:: RECORDS FOR THE EXERCISE ::
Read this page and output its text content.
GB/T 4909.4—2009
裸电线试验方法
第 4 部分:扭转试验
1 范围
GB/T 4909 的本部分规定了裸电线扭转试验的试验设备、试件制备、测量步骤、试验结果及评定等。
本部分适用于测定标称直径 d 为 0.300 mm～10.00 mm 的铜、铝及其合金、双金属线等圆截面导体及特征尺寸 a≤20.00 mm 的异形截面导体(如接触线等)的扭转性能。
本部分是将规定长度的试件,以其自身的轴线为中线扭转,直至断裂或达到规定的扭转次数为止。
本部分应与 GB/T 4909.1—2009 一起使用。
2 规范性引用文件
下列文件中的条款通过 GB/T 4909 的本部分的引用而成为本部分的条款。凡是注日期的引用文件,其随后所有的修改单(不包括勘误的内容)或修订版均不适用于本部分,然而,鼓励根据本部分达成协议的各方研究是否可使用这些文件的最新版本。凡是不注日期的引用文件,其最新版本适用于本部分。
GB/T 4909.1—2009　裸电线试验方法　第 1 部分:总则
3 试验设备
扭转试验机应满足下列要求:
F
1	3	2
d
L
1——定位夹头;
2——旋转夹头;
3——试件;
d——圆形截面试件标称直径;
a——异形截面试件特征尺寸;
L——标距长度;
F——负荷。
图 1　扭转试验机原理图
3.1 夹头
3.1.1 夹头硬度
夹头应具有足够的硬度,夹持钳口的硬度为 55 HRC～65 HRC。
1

:: DIRECTIVE ::
Without omitting anything, output the entries exactly.

:: OUTPUT FOR THIS EXERCISE ::
Read this page and output its text content.
GB/T 4909.4—2009
裸电线试验方法
第 4 部分:扭转试验
1 范围
GB/T 4909 的本部分规定了裸电线扭转试验的试验设备、试件制备、测量步骤、试验结果及评定等。
本部分适用于测定标称直径 d 为 0.300 mm～10.00 mm 的铜、铝及其合金、双金属线等圆截面导体及特征尺寸 a≤20.00 mm 的异形截面导体(如接触线等)的扭转性能。
本部分是将规定长度的试件,以其自身的轴线为中线扭转,直至断裂或达到规定的扭转次数为止。
本部分应与 GB/T 4909.1—2009 一起使用。
2 规范性引用文件
下列文件中的条款通过 GB/T 4909 的本部分的引用而成为本部分的条款。凡是注日期的引用文件,其随后所有的修改单(不包括勘误的内容)或修订版均不适用于本部分,然而,鼓励根据本部分达成协议的各方研究是否可使用这些文件的最新版本。凡是不注日期的引用文件,其最新版本适用于本部分。
GB/T 4909.1—2009　裸电线试验方法　第 1 部分:总则
3 试验设备
扭转试验机应满足下列要求:
F
1	3	2
d
L
1——定位夹头;
2——旋转夹头;
3——试件;
d——圆形截面试件标称直径;
a——异形截面试件特征尺寸;
L——标距长度;
F——负荷。
图 1　扭转试验机原理图
3.1 夹头
3.1.1 夹头硬度
夹头应具有足够的硬度,夹持钳口的硬度为 55 HRC～65 HRC。
1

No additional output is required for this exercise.